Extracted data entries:

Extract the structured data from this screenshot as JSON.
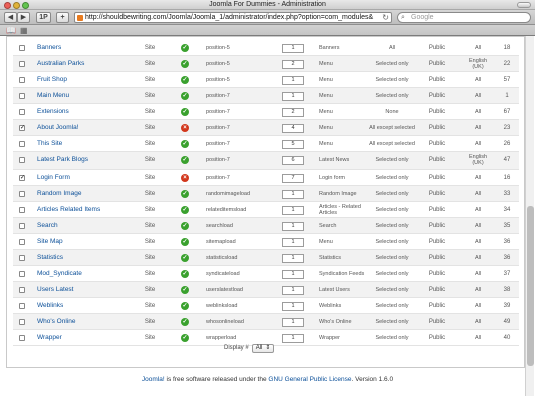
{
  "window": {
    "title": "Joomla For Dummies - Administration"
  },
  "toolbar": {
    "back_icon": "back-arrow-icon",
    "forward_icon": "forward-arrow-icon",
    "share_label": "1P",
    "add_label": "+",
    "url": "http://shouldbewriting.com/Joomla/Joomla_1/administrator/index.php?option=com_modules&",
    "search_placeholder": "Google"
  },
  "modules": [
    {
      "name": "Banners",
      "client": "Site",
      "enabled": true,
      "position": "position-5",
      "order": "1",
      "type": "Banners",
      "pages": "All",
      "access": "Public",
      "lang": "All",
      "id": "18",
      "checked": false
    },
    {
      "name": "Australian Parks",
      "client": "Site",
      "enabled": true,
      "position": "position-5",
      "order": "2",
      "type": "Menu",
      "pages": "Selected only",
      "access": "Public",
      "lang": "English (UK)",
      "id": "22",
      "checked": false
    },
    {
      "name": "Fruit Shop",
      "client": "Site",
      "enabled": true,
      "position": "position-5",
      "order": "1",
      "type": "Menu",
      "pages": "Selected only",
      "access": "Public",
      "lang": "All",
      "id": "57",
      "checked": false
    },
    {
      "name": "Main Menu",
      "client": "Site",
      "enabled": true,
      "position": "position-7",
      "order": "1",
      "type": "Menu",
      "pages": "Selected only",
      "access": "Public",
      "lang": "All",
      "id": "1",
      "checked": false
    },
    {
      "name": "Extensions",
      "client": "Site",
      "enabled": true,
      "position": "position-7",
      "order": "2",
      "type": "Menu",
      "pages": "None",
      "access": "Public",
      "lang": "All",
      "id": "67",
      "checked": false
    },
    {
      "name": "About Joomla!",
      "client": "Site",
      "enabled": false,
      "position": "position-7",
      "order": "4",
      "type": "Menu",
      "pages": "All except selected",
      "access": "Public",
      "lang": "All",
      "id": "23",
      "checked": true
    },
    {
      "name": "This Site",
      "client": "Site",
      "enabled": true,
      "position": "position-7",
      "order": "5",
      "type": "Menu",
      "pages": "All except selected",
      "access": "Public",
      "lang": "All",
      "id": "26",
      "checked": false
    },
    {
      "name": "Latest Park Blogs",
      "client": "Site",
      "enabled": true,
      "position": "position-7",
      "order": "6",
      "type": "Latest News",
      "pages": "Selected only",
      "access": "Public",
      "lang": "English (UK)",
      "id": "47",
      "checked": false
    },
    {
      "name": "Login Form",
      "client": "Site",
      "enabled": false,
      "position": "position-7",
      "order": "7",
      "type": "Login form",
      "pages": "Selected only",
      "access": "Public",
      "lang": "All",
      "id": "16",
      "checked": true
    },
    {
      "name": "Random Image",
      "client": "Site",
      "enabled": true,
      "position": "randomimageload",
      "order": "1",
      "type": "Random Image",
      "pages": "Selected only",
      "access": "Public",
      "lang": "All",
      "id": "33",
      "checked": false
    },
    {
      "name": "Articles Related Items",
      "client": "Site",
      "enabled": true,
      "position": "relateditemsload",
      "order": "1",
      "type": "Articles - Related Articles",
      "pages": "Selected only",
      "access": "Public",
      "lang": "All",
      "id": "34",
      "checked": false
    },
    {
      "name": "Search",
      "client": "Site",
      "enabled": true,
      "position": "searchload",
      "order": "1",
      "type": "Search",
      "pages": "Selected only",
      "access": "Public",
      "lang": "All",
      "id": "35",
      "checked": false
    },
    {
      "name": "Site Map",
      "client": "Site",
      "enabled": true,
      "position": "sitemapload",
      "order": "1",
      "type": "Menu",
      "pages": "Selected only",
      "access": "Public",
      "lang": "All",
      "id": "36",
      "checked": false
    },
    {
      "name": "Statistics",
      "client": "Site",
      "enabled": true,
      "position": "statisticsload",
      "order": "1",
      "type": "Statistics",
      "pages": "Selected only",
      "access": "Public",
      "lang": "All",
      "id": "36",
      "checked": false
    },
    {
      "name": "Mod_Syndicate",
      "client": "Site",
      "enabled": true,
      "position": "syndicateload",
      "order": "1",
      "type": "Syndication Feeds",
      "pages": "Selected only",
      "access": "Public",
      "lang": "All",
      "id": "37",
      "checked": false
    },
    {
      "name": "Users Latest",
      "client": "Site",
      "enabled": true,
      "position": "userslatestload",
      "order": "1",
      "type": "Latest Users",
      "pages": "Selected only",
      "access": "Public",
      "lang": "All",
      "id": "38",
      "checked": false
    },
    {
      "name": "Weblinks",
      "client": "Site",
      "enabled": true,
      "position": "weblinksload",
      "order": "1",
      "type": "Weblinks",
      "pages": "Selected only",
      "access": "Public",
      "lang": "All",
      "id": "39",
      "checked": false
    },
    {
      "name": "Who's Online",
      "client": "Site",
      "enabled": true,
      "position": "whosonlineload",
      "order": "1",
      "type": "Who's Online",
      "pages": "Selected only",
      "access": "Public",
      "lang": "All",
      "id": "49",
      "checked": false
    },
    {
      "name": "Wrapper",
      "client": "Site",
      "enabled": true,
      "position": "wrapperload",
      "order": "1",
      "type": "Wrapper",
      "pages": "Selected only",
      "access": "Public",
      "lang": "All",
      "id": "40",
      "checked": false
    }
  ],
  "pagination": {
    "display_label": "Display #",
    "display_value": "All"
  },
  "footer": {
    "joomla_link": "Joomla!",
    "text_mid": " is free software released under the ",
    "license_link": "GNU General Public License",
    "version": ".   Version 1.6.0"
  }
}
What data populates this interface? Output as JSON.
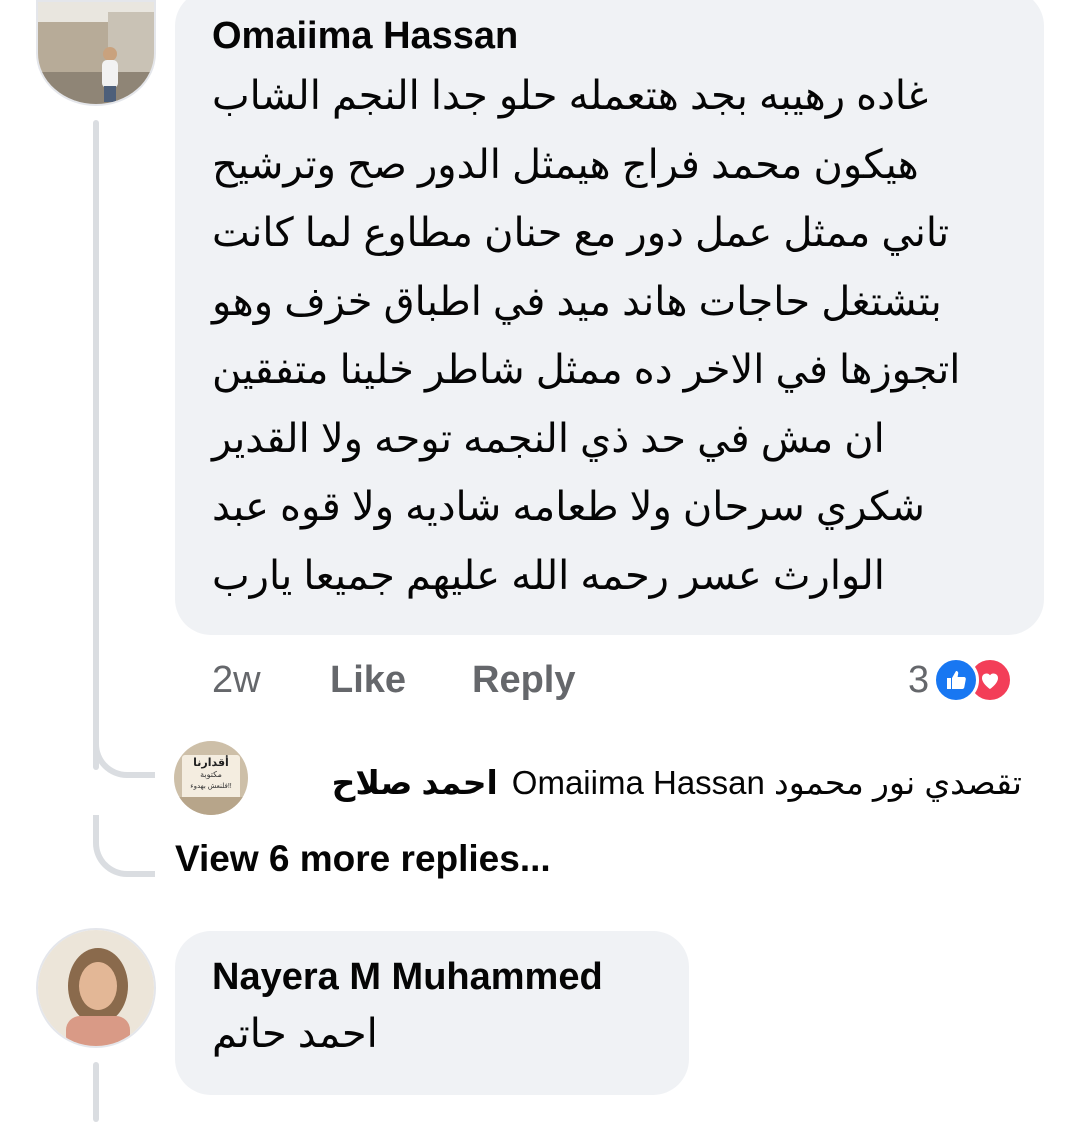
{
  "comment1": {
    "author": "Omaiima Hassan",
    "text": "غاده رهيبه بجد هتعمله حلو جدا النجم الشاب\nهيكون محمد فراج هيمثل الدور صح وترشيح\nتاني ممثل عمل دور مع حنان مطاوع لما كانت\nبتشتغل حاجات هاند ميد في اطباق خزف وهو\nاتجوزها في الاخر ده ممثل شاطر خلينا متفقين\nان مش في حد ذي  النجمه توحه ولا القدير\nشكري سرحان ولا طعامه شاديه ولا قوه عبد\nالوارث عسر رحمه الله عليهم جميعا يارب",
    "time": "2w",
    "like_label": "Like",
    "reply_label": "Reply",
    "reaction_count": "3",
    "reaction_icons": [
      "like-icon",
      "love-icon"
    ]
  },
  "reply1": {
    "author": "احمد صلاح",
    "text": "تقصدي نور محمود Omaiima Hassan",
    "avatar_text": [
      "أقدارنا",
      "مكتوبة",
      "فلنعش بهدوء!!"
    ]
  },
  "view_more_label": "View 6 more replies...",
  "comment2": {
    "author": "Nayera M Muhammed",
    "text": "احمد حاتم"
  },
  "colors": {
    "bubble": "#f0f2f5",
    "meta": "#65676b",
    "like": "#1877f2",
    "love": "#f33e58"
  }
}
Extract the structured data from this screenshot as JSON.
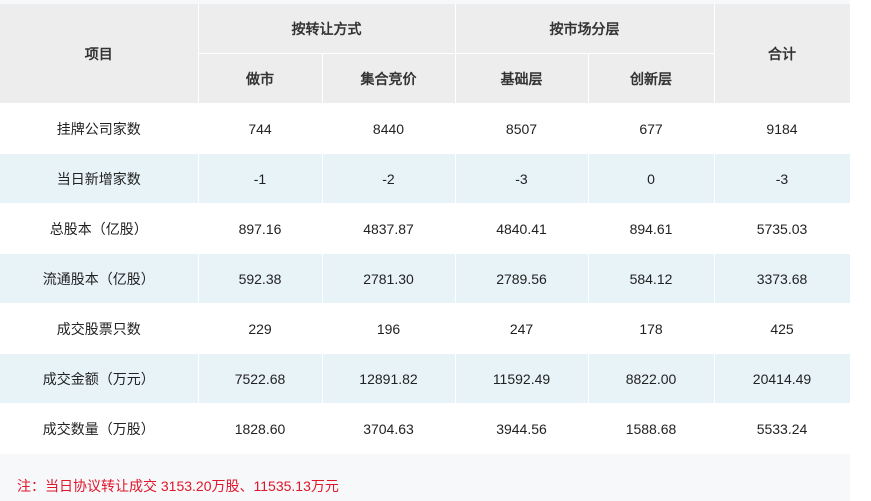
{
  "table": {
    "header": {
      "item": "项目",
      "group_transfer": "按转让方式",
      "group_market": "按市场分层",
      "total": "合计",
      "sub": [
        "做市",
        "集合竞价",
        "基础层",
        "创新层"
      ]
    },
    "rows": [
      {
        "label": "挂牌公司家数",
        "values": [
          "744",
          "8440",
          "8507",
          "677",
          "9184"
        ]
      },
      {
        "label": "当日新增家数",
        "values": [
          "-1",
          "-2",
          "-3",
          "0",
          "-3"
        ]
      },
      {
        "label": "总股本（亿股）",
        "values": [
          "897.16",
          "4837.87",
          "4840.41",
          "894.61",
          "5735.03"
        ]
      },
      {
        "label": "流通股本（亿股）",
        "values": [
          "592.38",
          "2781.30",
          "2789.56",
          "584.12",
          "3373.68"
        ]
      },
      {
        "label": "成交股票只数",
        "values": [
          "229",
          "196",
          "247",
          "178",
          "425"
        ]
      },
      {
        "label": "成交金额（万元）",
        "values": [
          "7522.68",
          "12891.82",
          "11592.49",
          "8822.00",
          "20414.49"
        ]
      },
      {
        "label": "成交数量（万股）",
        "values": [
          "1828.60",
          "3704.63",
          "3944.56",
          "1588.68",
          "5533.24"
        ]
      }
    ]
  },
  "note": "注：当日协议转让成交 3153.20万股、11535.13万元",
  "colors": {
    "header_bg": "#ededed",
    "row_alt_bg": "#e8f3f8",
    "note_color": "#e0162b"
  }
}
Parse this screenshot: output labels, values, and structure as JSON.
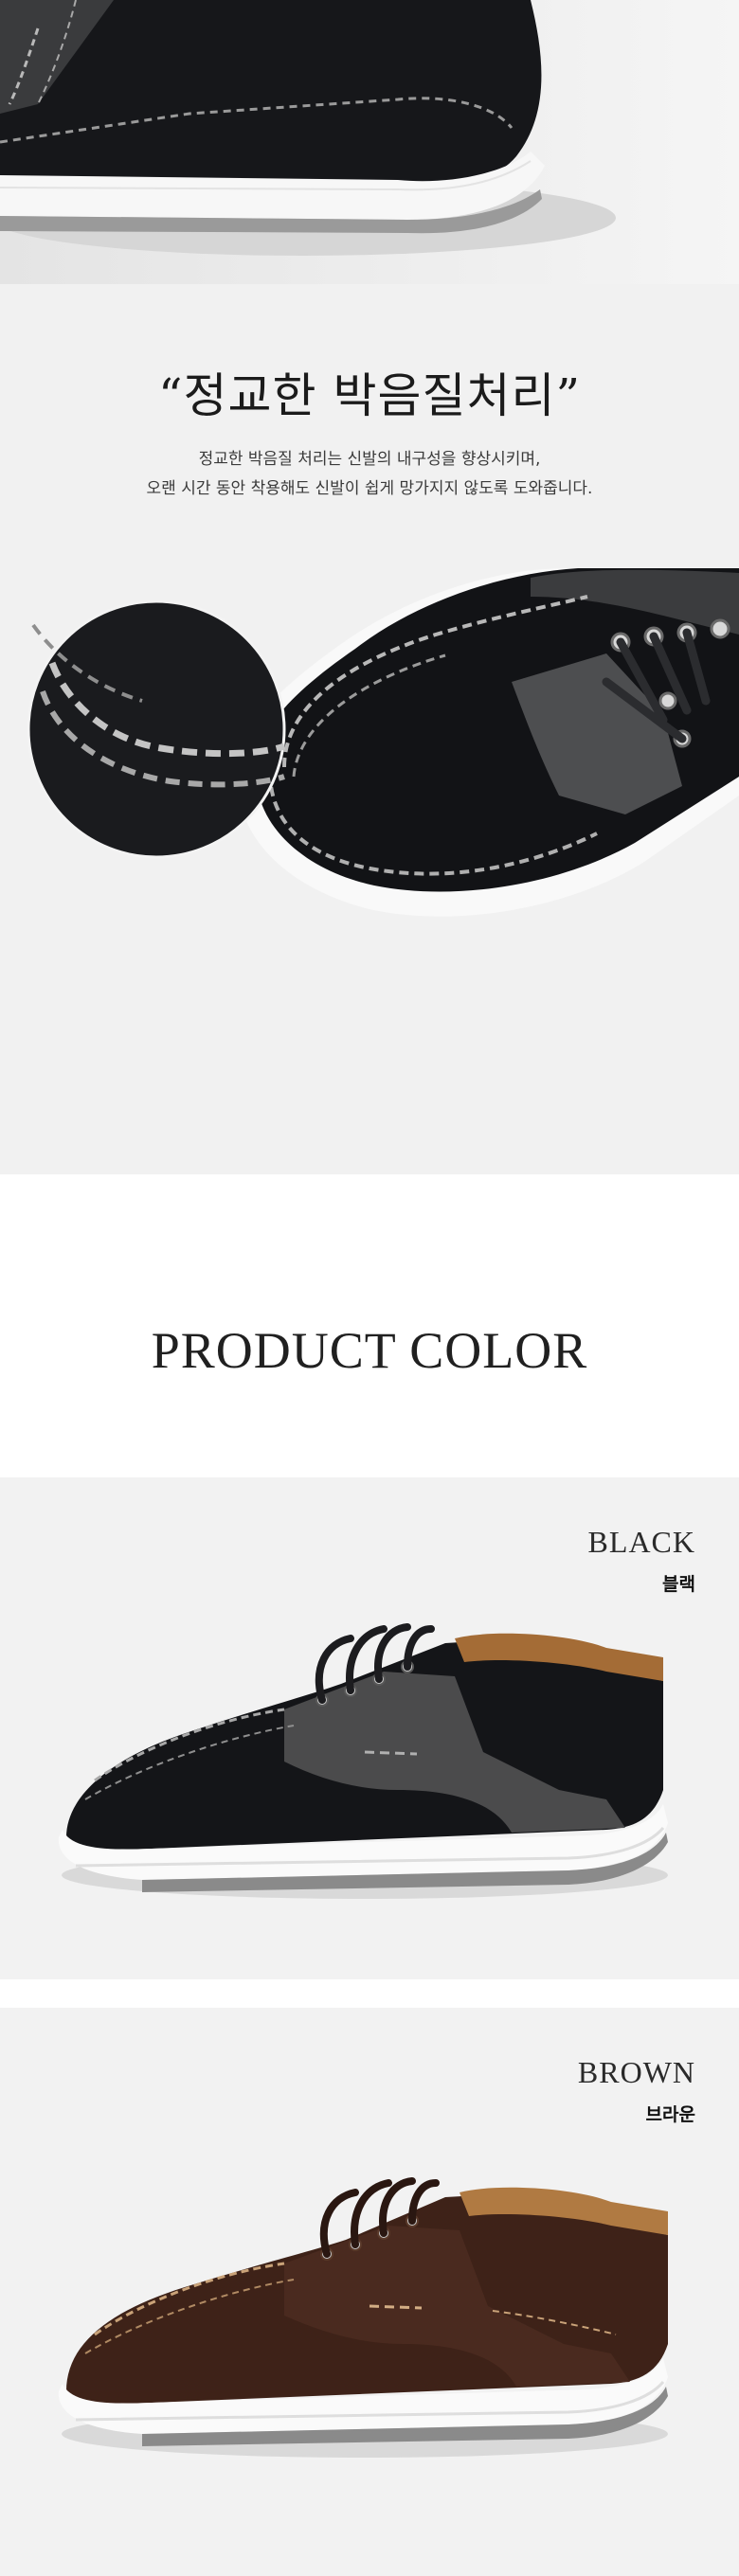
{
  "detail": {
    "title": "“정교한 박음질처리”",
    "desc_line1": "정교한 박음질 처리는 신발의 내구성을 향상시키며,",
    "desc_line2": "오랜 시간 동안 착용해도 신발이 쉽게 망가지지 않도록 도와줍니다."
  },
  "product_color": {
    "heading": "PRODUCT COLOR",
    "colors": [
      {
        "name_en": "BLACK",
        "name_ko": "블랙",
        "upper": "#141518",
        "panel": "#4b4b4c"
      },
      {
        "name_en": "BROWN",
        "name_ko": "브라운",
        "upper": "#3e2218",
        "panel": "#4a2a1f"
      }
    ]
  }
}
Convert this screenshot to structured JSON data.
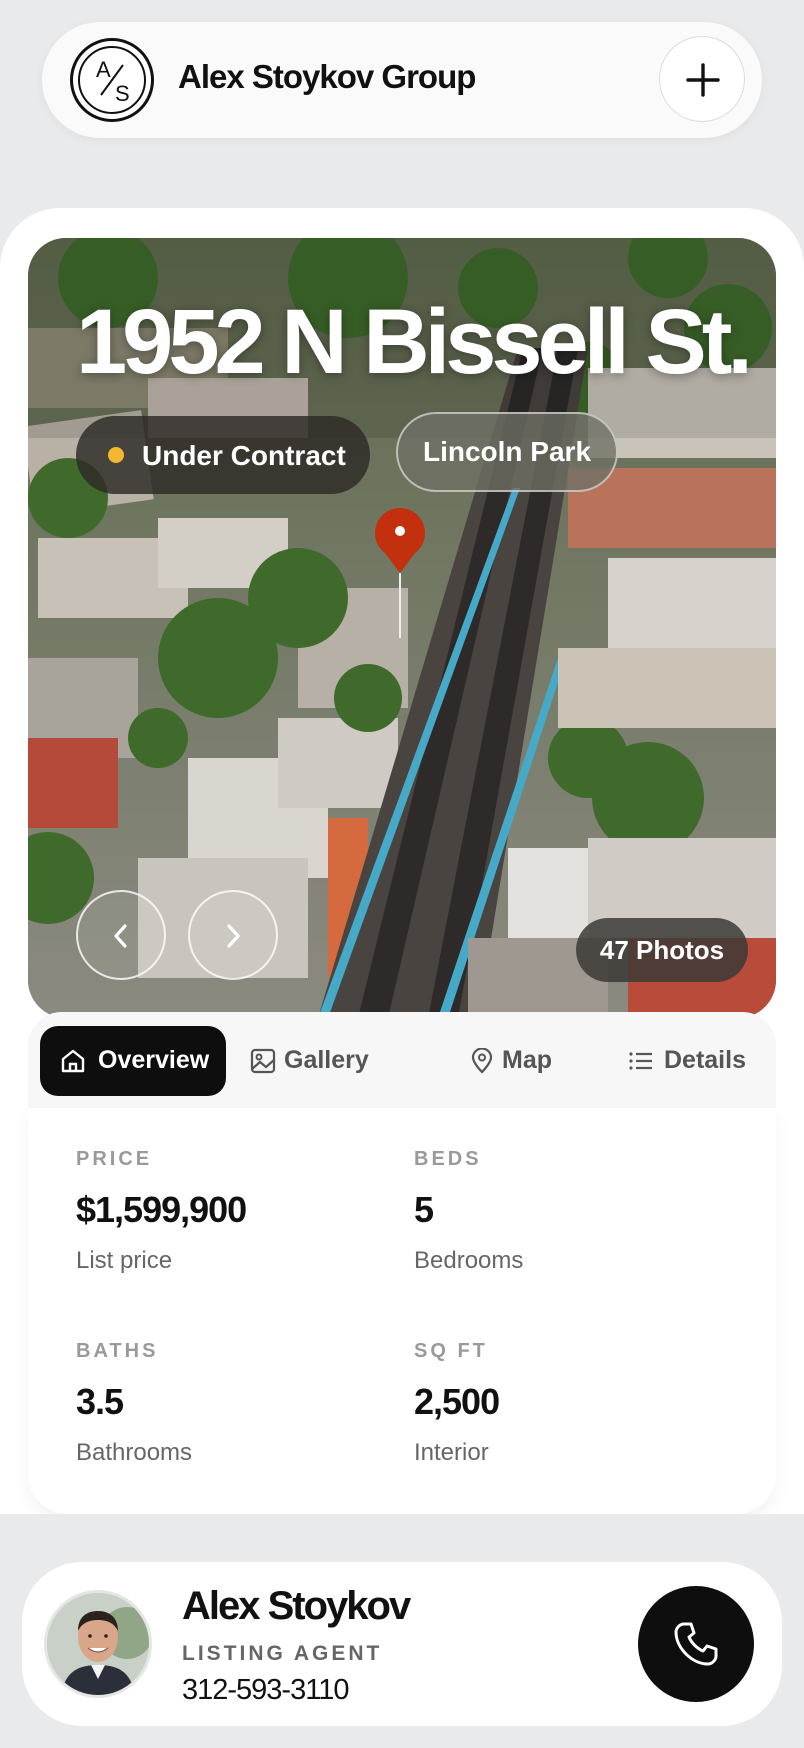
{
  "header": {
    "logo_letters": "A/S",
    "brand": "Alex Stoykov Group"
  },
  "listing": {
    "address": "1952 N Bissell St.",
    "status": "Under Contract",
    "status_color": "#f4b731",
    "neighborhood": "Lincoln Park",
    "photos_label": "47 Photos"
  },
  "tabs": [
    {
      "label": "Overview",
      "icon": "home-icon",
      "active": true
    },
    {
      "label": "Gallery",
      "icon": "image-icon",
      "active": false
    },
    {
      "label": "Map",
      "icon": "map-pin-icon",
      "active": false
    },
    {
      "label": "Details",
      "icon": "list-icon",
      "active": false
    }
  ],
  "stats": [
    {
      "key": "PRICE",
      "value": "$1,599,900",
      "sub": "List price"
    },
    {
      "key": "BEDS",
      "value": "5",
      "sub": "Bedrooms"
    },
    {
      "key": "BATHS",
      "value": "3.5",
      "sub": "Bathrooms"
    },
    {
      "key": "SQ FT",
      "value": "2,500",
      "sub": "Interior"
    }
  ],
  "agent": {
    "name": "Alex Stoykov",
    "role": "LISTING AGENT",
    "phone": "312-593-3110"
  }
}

## TASK DIRECTIONS
Return each line where "screenshot" shows up.

## REPLY TO THE TASK
Extract the structured data from this screenshot as JSON.
Extract the structured data from this screenshot as JSON.
Parse this screenshot: output labels, values, and structure as JSON.
Convert this screenshot to structured JSON data.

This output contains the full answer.